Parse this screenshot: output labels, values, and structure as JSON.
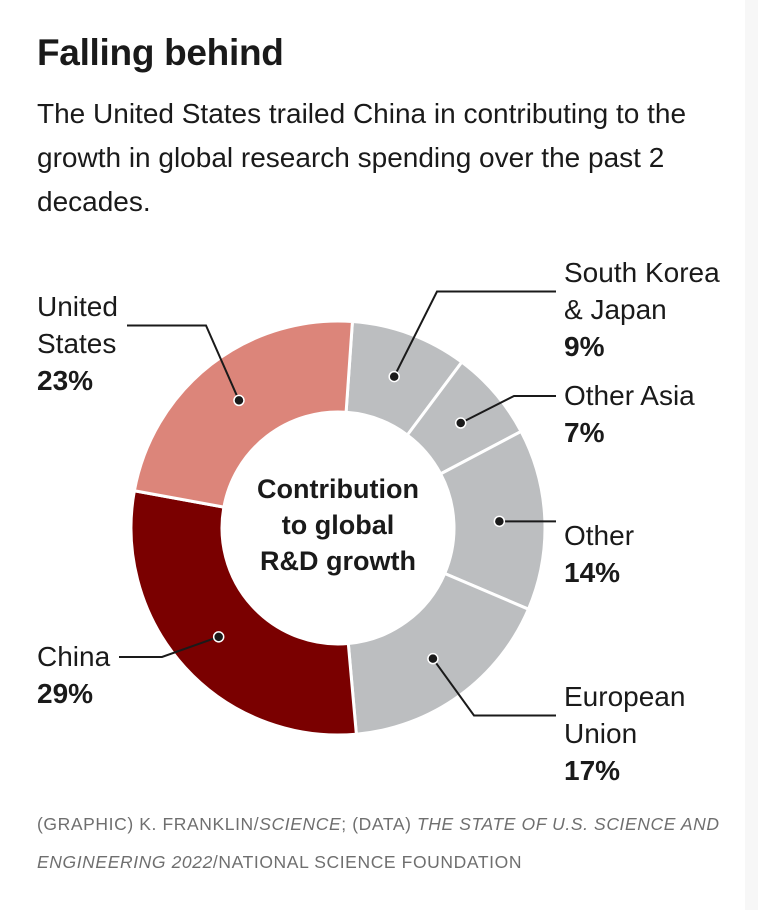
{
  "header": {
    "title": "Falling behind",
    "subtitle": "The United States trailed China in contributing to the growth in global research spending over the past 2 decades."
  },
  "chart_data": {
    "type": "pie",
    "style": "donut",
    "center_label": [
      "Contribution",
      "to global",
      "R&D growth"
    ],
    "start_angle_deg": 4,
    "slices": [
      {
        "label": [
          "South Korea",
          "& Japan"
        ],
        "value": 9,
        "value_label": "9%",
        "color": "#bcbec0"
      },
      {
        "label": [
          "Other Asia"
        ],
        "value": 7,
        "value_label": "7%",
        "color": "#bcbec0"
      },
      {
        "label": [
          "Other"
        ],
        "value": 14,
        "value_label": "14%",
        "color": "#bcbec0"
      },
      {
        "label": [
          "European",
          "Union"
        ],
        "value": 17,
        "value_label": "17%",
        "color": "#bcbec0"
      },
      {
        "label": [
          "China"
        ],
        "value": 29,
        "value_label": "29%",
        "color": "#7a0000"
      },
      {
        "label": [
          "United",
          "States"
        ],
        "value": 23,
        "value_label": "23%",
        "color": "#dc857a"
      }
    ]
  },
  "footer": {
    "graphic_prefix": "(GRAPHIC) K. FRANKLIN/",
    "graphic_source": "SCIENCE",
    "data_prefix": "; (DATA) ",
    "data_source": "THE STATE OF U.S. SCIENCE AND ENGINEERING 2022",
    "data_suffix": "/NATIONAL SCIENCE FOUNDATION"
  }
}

+===+

▶ _Work instructions_:
Reproduce each entry precisely, dropping only the pictures.

▶ _Full answer_:
Parse this screenshot: output labels, values, and structure as JSON.
{
  "header": {
    "title": "Falling behind",
    "subtitle": "The United States trailed China in contributing to the growth in global research spending over the past 2 decades."
  },
  "chart_data": {
    "type": "pie",
    "style": "donut",
    "center_label": [
      "Contribution",
      "to global",
      "R&D growth"
    ],
    "start_angle_deg": 4,
    "slices": [
      {
        "label": [
          "South Korea",
          "& Japan"
        ],
        "value": 9,
        "value_label": "9%",
        "color": "#bcbec0"
      },
      {
        "label": [
          "Other Asia"
        ],
        "value": 7,
        "value_label": "7%",
        "color": "#bcbec0"
      },
      {
        "label": [
          "Other"
        ],
        "value": 14,
        "value_label": "14%",
        "color": "#bcbec0"
      },
      {
        "label": [
          "European",
          "Union"
        ],
        "value": 17,
        "value_label": "17%",
        "color": "#bcbec0"
      },
      {
        "label": [
          "China"
        ],
        "value": 29,
        "value_label": "29%",
        "color": "#7a0000"
      },
      {
        "label": [
          "United",
          "States"
        ],
        "value": 23,
        "value_label": "23%",
        "color": "#dc857a"
      }
    ]
  },
  "footer": {
    "graphic_prefix": "(GRAPHIC) K. FRANKLIN/",
    "graphic_source": "SCIENCE",
    "data_prefix": "; (DATA) ",
    "data_source": "THE STATE OF U.S. SCIENCE AND ENGINEERING 2022",
    "data_suffix": "/NATIONAL SCIENCE FOUNDATION"
  }
}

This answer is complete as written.